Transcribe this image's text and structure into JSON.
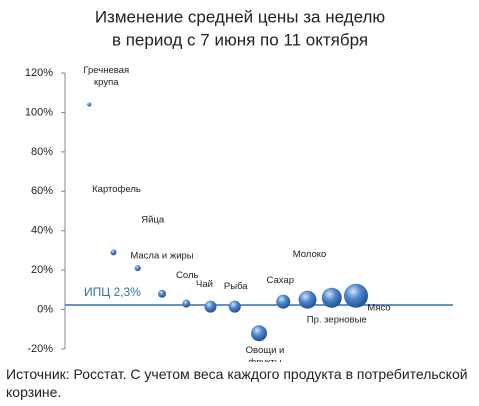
{
  "chart_data": {
    "type": "bubble",
    "title": [
      "Изменение средней цены за неделю",
      "в период с 7 июня по 11 октября"
    ],
    "series": [
      {
        "name": null,
        "color": "#3f78c0",
        "labels": [
          "Гречневая крупа",
          "Картофель",
          "Яйца",
          "Масла и жиры",
          "Соль",
          "Чай",
          "Рыба",
          "Овощи и фрукты",
          "Сахар",
          "Молоко",
          "Пр. зерновые",
          "Мясо"
        ],
        "x": [
          1,
          2,
          3,
          4,
          5,
          6,
          7,
          8,
          9,
          10,
          11,
          12
        ],
        "values": [
          104,
          29,
          21,
          8,
          3,
          1.5,
          1.5,
          -12,
          4,
          5,
          6,
          7
        ],
        "sizes": [
          2,
          3,
          3,
          4,
          4,
          6,
          6,
          8,
          7,
          9,
          10,
          12
        ]
      }
    ],
    "xlim": [
      0,
      16
    ],
    "ylim": [
      -20,
      120
    ],
    "yticks": [
      {
        "value": -20,
        "label": "-20%"
      },
      {
        "value": 0,
        "label": "0%"
      },
      {
        "value": 20,
        "label": "20%"
      },
      {
        "value": 40,
        "label": "40%"
      },
      {
        "value": 60,
        "label": "60%"
      },
      {
        "value": 80,
        "label": "80%"
      },
      {
        "value": 100,
        "label": "100%"
      },
      {
        "value": 120,
        "label": "120%"
      }
    ],
    "reference_line": {
      "value": 2.3,
      "label": "ИПЦ 2,3%",
      "color": "#3a6fa8"
    },
    "note": "Источник: Росстат. С учетом веса каждого продукта в потребительской корзине."
  }
}
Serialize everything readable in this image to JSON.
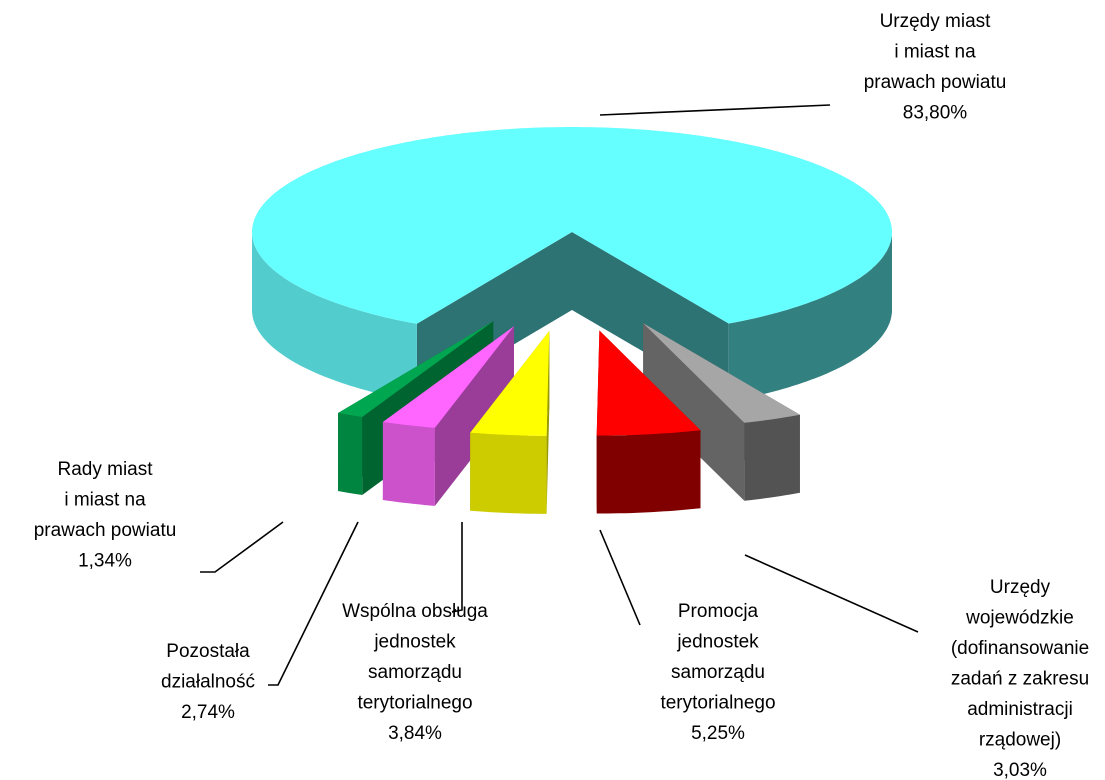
{
  "chart_data": {
    "type": "pie3d",
    "categories": [
      "Urzędy miast\ni miast na\nprawach powiatu",
      "Urzędy\nwojewódzkie\n(dofinansowanie\nzadań z zakresu\nadministracji\nrządowej)",
      "Promocja\njednostek\nsamorządu\nterytorialnego",
      "Wspólna obsługa\njednostek\nsamorządu\nterytorialnego",
      "Pozostała\ndziałalność",
      "Rady miast\ni miast na\nprawach powiatu"
    ],
    "values": [
      83.8,
      3.03,
      5.25,
      3.84,
      2.74,
      1.34
    ],
    "value_labels": [
      "83,80%",
      "3,03%",
      "5,25%",
      "3,84%",
      "2,74%",
      "1,34%"
    ],
    "colors": [
      "#66ffff",
      "#a6a6a6",
      "#ff0000",
      "#ffff00",
      "#ff66ff",
      "#00a650"
    ]
  }
}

**TASK TO CARRY OUT**
Please repeat the entries exactly. Do not include the pictures.

**OUTPUT**
Transcribe this image's text and structure into JSON.
{
  "chart_data": {
    "type": "bubble",
    "title": [
      "Изменение средней цены за неделю",
      "в период с 7 июня по 11 октября"
    ],
    "series": [
      {
        "name": null,
        "color": "#3f78c0",
        "labels": [
          "Гречневая крупа",
          "Картофель",
          "Яйца",
          "Масла и жиры",
          "Соль",
          "Чай",
          "Рыба",
          "Овощи и фрукты",
          "Сахар",
          "Молоко",
          "Пр. зерновые",
          "Мясо"
        ],
        "x": [
          1,
          2,
          3,
          4,
          5,
          6,
          7,
          8,
          9,
          10,
          11,
          12
        ],
        "values": [
          104,
          29,
          21,
          8,
          3,
          1.5,
          1.5,
          -12,
          4,
          5,
          6,
          7
        ],
        "sizes": [
          2,
          3,
          3,
          4,
          4,
          6,
          6,
          8,
          7,
          9,
          10,
          12
        ]
      }
    ],
    "xlim": [
      0,
      16
    ],
    "ylim": [
      -20,
      120
    ],
    "yticks": [
      {
        "value": -20,
        "label": "-20%"
      },
      {
        "value": 0,
        "label": "0%"
      },
      {
        "value": 20,
        "label": "20%"
      },
      {
        "value": 40,
        "label": "40%"
      },
      {
        "value": 60,
        "label": "60%"
      },
      {
        "value": 80,
        "label": "80%"
      },
      {
        "value": 100,
        "label": "100%"
      },
      {
        "value": 120,
        "label": "120%"
      }
    ],
    "reference_line": {
      "value": 2.3,
      "label": "ИПЦ 2,3%",
      "color": "#3a6fa8"
    },
    "note": "Источник: Росстат. С учетом веса каждого продукта в потребительской корзине."
  }
}
Serialize everything readable in this image to JSON.
{
  "chart_data": {
    "type": "pie3d",
    "categories": [
      "Urzędy miast\ni miast na\nprawach powiatu",
      "Urzędy\nwojewódzkie\n(dofinansowanie\nzadań z zakresu\nadministracji\nrządowej)",
      "Promocja\njednostek\nsamorządu\nterytorialnego",
      "Wspólna obsługa\njednostek\nsamorządu\nterytorialnego",
      "Pozostała\ndziałalność",
      "Rady miast\ni miast na\nprawach powiatu"
    ],
    "values": [
      83.8,
      3.03,
      5.25,
      3.84,
      2.74,
      1.34
    ],
    "value_labels": [
      "83,80%",
      "3,03%",
      "5,25%",
      "3,84%",
      "2,74%",
      "1,34%"
    ],
    "colors": [
      "#66ffff",
      "#a6a6a6",
      "#ff0000",
      "#ffff00",
      "#ff66ff",
      "#00a650"
    ]
  }
}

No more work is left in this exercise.